[A block of data]:
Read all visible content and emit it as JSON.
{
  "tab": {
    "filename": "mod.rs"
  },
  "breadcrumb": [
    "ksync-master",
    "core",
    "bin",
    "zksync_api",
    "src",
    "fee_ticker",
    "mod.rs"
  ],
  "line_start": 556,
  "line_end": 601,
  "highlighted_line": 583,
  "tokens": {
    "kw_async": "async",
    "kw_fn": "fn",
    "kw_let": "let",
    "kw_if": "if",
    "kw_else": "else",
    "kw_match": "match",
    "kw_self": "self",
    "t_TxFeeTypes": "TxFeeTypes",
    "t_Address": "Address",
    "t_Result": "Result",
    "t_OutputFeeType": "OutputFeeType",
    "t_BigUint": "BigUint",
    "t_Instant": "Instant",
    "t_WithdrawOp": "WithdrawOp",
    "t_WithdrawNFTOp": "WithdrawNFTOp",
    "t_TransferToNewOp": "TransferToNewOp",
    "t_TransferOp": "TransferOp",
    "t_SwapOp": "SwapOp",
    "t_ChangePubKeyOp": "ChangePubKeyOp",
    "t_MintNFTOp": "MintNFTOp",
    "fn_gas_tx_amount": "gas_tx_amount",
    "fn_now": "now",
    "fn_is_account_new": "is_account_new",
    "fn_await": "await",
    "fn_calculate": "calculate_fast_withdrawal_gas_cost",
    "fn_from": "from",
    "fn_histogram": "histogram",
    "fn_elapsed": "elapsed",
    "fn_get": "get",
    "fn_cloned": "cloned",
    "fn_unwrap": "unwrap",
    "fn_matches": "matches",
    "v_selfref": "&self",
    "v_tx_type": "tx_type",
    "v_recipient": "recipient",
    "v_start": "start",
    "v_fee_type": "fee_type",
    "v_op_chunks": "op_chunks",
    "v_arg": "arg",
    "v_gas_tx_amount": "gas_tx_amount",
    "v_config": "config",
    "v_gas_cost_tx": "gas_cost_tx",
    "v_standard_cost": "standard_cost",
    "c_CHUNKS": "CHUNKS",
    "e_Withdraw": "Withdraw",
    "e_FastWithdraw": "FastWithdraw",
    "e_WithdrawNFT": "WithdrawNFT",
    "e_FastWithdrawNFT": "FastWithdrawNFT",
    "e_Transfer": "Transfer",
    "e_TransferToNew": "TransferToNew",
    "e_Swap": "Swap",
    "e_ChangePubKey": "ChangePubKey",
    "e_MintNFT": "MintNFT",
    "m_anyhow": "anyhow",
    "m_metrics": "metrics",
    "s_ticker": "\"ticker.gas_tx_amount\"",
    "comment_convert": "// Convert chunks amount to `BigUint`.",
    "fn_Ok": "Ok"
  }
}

[Task directions]: Repeat the data exactly. Leave nothing out.

[Complete output]:
Read all visible content and emit it as JSON.
{
  "tab": {
    "filename": "mod.rs"
  },
  "breadcrumb": [
    "ksync-master",
    "core",
    "bin",
    "zksync_api",
    "src",
    "fee_ticker",
    "mod.rs"
  ],
  "line_start": 556,
  "line_end": 601,
  "highlighted_line": 583,
  "tokens": {
    "kw_async": "async",
    "kw_fn": "fn",
    "kw_let": "let",
    "kw_if": "if",
    "kw_else": "else",
    "kw_match": "match",
    "kw_self": "self",
    "t_TxFeeTypes": "TxFeeTypes",
    "t_Address": "Address",
    "t_Result": "Result",
    "t_OutputFeeType": "OutputFeeType",
    "t_BigUint": "BigUint",
    "t_Instant": "Instant",
    "t_WithdrawOp": "WithdrawOp",
    "t_WithdrawNFTOp": "WithdrawNFTOp",
    "t_TransferToNewOp": "TransferToNewOp",
    "t_TransferOp": "TransferOp",
    "t_SwapOp": "SwapOp",
    "t_ChangePubKeyOp": "ChangePubKeyOp",
    "t_MintNFTOp": "MintNFTOp",
    "fn_gas_tx_amount": "gas_tx_amount",
    "fn_now": "now",
    "fn_is_account_new": "is_account_new",
    "fn_await": "await",
    "fn_calculate": "calculate_fast_withdrawal_gas_cost",
    "fn_from": "from",
    "fn_histogram": "histogram",
    "fn_elapsed": "elapsed",
    "fn_get": "get",
    "fn_cloned": "cloned",
    "fn_unwrap": "unwrap",
    "fn_matches": "matches",
    "v_selfref": "&self",
    "v_tx_type": "tx_type",
    "v_recipient": "recipient",
    "v_start": "start",
    "v_fee_type": "fee_type",
    "v_op_chunks": "op_chunks",
    "v_arg": "arg",
    "v_gas_tx_amount": "gas_tx_amount",
    "v_config": "config",
    "v_gas_cost_tx": "gas_cost_tx",
    "v_standard_cost": "standard_cost",
    "c_CHUNKS": "CHUNKS",
    "e_Withdraw": "Withdraw",
    "e_FastWithdraw": "FastWithdraw",
    "e_WithdrawNFT": "WithdrawNFT",
    "e_FastWithdrawNFT": "FastWithdrawNFT",
    "e_Transfer": "Transfer",
    "e_TransferToNew": "TransferToNew",
    "e_Swap": "Swap",
    "e_ChangePubKey": "ChangePubKey",
    "e_MintNFT": "MintNFT",
    "m_anyhow": "anyhow",
    "m_metrics": "metrics",
    "s_ticker": "\"ticker.gas_tx_amount\"",
    "comment_convert": "// Convert chunks amount to `BigUint`.",
    "fn_Ok": "Ok"
  }
}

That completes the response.